▶ **Exercise goal**
Count how many lines of the material below have the word "share" and give only the number.

▶ **Exercise data**
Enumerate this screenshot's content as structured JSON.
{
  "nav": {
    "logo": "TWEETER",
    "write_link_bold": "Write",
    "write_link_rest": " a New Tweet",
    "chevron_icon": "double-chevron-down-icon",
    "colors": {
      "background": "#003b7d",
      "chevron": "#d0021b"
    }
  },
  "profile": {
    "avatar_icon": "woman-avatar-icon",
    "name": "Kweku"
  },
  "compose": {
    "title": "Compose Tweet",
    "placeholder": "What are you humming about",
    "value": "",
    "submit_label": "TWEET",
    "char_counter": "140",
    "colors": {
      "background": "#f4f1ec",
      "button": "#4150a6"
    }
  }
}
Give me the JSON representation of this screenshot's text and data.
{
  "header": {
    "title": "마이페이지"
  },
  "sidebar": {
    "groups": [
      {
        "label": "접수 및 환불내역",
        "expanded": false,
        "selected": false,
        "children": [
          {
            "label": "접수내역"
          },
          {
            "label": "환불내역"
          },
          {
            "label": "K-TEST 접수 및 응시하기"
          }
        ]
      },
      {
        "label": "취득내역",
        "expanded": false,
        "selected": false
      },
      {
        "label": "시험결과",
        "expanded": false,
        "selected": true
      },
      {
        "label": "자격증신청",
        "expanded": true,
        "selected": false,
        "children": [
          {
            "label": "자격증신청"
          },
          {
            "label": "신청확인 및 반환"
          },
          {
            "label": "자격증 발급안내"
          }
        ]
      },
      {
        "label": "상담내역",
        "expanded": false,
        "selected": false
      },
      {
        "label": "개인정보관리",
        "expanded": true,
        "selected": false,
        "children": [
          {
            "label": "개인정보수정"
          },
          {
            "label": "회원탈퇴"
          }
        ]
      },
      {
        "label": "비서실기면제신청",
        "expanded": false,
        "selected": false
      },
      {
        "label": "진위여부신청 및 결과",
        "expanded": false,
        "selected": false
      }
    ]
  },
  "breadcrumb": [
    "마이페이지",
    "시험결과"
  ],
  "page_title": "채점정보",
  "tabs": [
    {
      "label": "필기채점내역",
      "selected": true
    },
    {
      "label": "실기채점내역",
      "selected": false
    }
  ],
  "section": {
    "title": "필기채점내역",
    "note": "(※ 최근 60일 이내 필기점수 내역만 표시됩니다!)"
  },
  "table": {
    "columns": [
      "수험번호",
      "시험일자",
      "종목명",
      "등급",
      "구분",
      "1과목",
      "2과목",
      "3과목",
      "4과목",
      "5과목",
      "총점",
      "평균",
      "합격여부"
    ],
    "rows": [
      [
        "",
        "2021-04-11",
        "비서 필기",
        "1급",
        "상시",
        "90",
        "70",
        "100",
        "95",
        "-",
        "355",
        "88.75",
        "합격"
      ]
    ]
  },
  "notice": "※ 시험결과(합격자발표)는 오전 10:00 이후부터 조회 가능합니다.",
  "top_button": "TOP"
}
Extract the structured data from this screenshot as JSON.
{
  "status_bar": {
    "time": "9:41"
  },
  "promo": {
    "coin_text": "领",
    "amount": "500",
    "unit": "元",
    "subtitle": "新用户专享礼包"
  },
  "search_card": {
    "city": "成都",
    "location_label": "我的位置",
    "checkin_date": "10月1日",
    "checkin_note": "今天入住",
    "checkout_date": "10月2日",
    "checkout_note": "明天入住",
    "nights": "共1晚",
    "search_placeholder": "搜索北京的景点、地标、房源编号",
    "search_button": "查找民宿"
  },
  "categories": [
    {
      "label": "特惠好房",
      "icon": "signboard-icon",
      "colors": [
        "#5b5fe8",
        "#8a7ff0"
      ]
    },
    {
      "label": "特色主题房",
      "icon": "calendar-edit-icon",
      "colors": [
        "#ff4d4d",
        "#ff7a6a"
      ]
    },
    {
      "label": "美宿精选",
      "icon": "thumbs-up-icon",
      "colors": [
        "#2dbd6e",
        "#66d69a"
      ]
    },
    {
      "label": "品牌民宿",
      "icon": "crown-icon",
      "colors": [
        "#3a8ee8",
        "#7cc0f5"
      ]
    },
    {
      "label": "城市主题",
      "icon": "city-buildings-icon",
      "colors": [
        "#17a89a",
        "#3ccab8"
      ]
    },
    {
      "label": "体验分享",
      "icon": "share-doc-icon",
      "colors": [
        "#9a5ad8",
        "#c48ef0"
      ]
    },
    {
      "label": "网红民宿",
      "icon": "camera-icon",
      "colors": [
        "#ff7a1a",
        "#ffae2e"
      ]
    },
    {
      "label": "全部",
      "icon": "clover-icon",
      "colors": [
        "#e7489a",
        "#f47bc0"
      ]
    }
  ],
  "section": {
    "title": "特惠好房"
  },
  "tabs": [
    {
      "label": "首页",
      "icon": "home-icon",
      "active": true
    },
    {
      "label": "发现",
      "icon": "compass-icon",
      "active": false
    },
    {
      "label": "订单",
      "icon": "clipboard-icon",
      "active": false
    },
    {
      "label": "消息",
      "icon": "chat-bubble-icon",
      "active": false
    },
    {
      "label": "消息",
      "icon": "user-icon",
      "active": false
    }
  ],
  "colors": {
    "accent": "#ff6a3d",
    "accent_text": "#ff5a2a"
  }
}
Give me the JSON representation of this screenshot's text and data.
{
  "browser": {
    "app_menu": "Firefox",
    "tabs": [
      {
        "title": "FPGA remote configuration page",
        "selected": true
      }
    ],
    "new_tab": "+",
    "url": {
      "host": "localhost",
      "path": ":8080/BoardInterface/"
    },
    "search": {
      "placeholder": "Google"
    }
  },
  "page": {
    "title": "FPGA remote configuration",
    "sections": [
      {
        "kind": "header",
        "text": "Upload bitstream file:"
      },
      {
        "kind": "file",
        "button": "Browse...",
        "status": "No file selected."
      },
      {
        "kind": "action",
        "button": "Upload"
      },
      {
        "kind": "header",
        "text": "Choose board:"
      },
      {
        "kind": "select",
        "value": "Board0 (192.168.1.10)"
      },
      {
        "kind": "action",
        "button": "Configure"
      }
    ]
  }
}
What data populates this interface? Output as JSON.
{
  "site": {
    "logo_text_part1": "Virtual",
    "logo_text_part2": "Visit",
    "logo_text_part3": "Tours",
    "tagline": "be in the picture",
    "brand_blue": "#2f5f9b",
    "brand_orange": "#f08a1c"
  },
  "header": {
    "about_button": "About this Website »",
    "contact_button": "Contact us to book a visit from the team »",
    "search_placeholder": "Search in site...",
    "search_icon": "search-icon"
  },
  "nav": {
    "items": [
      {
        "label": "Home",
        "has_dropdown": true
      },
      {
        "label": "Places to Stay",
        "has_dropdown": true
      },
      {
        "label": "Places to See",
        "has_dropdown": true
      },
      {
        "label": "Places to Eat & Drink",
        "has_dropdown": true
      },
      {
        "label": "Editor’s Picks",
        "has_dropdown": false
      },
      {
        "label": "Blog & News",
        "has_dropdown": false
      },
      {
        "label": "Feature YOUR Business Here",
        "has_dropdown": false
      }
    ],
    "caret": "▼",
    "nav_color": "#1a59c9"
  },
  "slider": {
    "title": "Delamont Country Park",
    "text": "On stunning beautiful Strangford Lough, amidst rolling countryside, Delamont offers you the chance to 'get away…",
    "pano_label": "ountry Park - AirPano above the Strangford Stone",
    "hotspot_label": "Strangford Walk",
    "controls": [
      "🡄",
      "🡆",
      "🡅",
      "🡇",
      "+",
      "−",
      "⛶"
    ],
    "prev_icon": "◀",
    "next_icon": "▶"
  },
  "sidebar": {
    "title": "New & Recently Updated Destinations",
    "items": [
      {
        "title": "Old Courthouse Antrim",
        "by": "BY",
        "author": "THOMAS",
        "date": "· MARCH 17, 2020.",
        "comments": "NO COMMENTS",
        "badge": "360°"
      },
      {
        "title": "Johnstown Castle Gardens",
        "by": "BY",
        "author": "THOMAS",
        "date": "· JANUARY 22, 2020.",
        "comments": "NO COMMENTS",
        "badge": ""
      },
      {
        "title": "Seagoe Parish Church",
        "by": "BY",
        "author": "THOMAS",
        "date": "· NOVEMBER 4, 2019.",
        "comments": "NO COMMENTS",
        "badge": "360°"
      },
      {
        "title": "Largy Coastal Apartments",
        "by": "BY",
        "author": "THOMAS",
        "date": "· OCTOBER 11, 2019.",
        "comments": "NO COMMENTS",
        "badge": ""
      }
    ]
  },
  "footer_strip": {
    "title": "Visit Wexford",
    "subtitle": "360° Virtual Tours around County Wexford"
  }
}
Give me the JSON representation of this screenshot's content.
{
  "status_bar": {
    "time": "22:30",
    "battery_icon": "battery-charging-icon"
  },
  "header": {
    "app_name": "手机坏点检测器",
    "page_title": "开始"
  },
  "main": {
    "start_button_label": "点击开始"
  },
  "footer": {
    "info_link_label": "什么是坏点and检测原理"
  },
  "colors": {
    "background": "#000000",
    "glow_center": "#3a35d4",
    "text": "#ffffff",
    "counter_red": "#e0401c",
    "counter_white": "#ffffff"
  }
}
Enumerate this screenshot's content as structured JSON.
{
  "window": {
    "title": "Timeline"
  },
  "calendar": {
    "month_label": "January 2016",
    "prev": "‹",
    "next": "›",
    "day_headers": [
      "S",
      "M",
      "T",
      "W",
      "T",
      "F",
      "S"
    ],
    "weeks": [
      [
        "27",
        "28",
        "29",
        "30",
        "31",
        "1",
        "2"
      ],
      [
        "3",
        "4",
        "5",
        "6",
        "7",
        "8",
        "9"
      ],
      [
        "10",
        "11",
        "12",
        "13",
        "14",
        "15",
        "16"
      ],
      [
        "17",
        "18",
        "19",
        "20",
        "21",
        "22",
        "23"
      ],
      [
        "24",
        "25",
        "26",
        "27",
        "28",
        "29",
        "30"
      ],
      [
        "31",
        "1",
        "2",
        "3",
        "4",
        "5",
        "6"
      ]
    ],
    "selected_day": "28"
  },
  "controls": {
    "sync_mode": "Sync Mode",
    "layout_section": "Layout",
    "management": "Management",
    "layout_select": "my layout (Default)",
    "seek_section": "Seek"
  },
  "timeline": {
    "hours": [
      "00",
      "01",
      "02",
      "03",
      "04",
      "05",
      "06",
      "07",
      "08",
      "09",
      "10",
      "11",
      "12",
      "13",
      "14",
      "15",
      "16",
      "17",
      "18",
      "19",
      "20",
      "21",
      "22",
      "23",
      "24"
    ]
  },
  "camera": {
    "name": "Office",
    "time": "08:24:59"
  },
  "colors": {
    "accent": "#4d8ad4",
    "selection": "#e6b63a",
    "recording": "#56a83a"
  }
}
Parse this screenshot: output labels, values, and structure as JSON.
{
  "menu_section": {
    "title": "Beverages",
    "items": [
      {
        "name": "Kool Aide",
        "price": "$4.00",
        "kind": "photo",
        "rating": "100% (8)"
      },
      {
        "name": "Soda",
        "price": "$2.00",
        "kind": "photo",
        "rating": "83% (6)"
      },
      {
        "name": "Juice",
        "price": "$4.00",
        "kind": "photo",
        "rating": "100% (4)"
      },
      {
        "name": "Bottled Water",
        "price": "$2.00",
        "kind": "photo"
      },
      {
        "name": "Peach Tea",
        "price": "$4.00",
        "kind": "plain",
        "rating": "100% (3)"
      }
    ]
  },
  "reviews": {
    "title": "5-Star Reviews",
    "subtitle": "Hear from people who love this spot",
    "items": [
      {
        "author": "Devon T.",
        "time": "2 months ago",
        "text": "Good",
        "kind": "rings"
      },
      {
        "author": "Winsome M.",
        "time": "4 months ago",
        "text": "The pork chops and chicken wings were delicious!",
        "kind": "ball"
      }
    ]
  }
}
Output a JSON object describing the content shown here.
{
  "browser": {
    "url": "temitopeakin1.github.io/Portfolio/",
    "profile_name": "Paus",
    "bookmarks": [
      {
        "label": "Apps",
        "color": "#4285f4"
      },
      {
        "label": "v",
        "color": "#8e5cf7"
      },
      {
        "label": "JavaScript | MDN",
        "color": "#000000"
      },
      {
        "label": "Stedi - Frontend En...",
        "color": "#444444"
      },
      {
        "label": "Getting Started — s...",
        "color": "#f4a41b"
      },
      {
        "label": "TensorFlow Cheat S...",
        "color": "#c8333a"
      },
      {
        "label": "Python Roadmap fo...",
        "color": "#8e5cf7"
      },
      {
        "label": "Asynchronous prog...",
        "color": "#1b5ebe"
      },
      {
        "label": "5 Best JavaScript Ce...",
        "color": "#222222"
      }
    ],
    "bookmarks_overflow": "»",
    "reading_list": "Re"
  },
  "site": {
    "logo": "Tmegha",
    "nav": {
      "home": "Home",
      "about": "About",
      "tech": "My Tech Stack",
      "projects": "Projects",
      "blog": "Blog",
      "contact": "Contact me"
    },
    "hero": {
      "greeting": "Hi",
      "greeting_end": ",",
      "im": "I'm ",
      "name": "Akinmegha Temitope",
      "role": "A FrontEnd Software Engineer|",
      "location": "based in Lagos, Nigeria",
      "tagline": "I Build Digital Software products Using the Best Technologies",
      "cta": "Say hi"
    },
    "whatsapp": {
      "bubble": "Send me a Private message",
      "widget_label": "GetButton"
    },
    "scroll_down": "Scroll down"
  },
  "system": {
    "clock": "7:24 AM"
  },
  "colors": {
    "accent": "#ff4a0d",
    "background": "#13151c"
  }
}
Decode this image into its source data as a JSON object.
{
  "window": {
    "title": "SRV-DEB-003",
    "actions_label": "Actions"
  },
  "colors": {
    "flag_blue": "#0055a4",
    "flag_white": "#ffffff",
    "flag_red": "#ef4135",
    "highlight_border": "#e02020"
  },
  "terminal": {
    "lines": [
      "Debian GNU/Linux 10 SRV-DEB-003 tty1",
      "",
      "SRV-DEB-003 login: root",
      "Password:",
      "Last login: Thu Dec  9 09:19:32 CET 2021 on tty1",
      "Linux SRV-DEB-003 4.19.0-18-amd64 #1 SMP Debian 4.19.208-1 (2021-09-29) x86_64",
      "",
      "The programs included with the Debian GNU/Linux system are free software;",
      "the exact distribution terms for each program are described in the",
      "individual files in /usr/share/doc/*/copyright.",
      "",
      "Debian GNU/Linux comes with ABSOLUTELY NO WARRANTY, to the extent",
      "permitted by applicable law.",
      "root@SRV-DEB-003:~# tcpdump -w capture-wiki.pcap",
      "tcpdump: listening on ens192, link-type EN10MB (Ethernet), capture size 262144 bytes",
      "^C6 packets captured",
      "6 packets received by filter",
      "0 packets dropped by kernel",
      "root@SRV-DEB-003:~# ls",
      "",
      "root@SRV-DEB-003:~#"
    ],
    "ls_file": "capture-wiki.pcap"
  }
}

▶ **Written solution**
2